(Stored data)
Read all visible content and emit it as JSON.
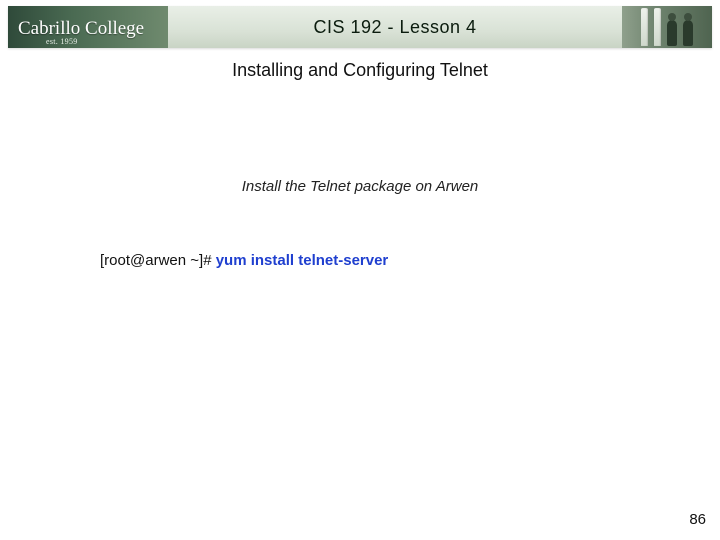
{
  "banner": {
    "logo_script": "Cabrillo College",
    "logo_est": "est. 1959",
    "title": "CIS 192 - Lesson 4"
  },
  "subtitle": "Installing and Configuring Telnet",
  "instruction": "Install the Telnet package on Arwen",
  "terminal": {
    "prompt": "[root@arwen ~]# ",
    "command": "yum install telnet-server"
  },
  "page_number": "86"
}
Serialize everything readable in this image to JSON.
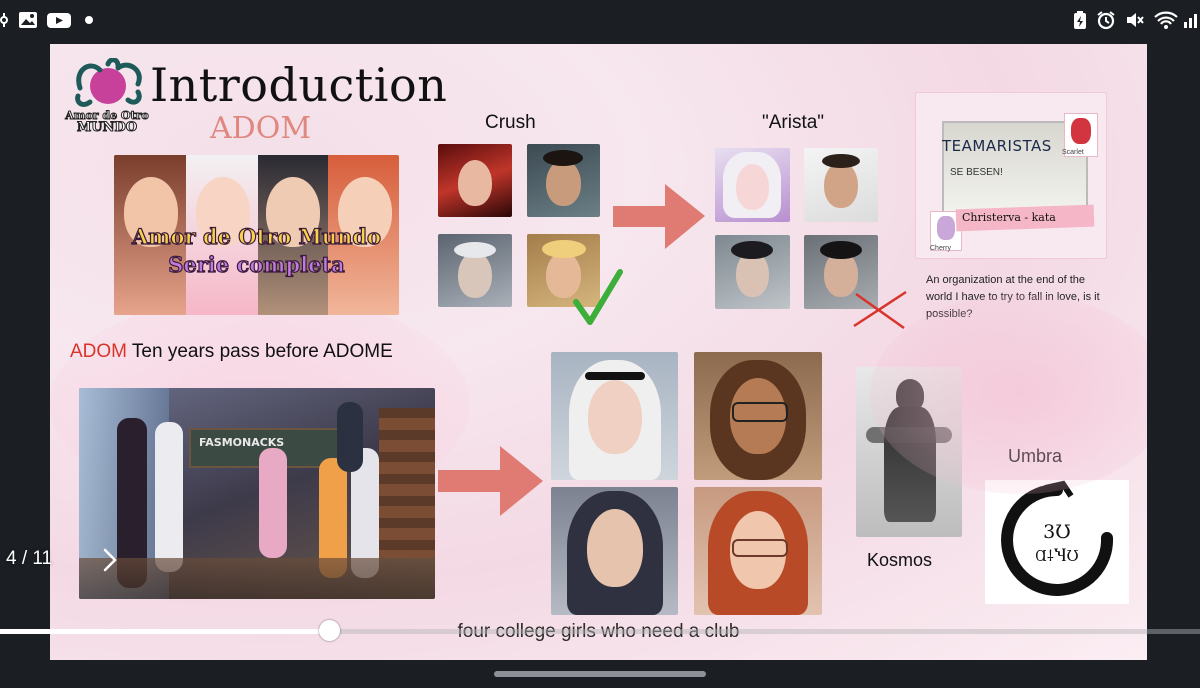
{
  "slide": {
    "title": "Introduction",
    "subtitle": "ADOM",
    "logo_text_line1": "Amor de Otro",
    "logo_text_line2": "MUNDO",
    "cover_text_line1": "Amor de Otro Mundo",
    "cover_text_line2": "Serie completa",
    "crush_label": "Crush",
    "arista_label": "\"Arista\"",
    "note_whiteboard": "TEAMARISTAS",
    "note_whiteboard2": "SE BESEN!",
    "note_name_tag": "Christerva - kata",
    "note_sticker1": "Scarlet",
    "note_sticker2": "Cherry",
    "description": "An organization at the end of the world I have to try to fall in love, is it possible?",
    "adom_prefix": "ADOM",
    "adom_text": " Ten years pass before ADOME",
    "classroom_board": "FASMONACKS",
    "kosmos_label": "Kosmos",
    "umbra_label": "Umbra",
    "umbra_glyph1": "3Ʊ",
    "umbra_glyph2": "Ɑ⸸ႯƱ"
  },
  "player": {
    "page_counter": "4 / 11",
    "caption": "four college girls who need a club",
    "progress": 0.274
  },
  "colors": {
    "accent_red": "#d9342b",
    "arrow": "#e07b74",
    "check": "#3cae3a"
  },
  "icons": [
    "settings-icon",
    "gallery-icon",
    "youtube-icon",
    "dot-icon",
    "battery-icon",
    "alarm-icon",
    "mute-icon",
    "wifi-icon",
    "chevron-right-icon",
    "checkmark-icon",
    "cross-icon",
    "arrow-right-icon"
  ]
}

EXERCISE AIM: Transcribe every line from the records above without alteration, and leave out the images.

WRITTEN SOLUTION:
Read all visible content and emit it as JSON.
{
  "banner": {
    "logo_script": "Cabrillo College",
    "logo_est": "est. 1959",
    "title": "CIS 192 - Lesson 4"
  },
  "subtitle": "Installing and Configuring Telnet",
  "instruction": "Install the Telnet package on Arwen",
  "terminal": {
    "prompt": "[root@arwen ~]# ",
    "command": "yum install telnet-server"
  },
  "page_number": "86"
}
Serialize everything readable in this image to JSON.
{
  "slide": {
    "title": "Introduction",
    "subtitle": "ADOM",
    "logo_text_line1": "Amor de Otro",
    "logo_text_line2": "MUNDO",
    "cover_text_line1": "Amor de Otro Mundo",
    "cover_text_line2": "Serie completa",
    "crush_label": "Crush",
    "arista_label": "\"Arista\"",
    "note_whiteboard": "TEAMARISTAS",
    "note_whiteboard2": "SE BESEN!",
    "note_name_tag": "Christerva - kata",
    "note_sticker1": "Scarlet",
    "note_sticker2": "Cherry",
    "description": "An organization at the end of the world I have to try to fall in love, is it possible?",
    "adom_prefix": "ADOM",
    "adom_text": " Ten years pass before ADOME",
    "classroom_board": "FASMONACKS",
    "kosmos_label": "Kosmos",
    "umbra_label": "Umbra",
    "umbra_glyph1": "3Ʊ",
    "umbra_glyph2": "Ɑ⸸ႯƱ"
  },
  "player": {
    "page_counter": "4 / 11",
    "caption": "four college girls who need a club",
    "progress": 0.274
  },
  "colors": {
    "accent_red": "#d9342b",
    "arrow": "#e07b74",
    "check": "#3cae3a"
  },
  "icons": [
    "settings-icon",
    "gallery-icon",
    "youtube-icon",
    "dot-icon",
    "battery-icon",
    "alarm-icon",
    "mute-icon",
    "wifi-icon",
    "chevron-right-icon",
    "checkmark-icon",
    "cross-icon",
    "arrow-right-icon"
  ]
}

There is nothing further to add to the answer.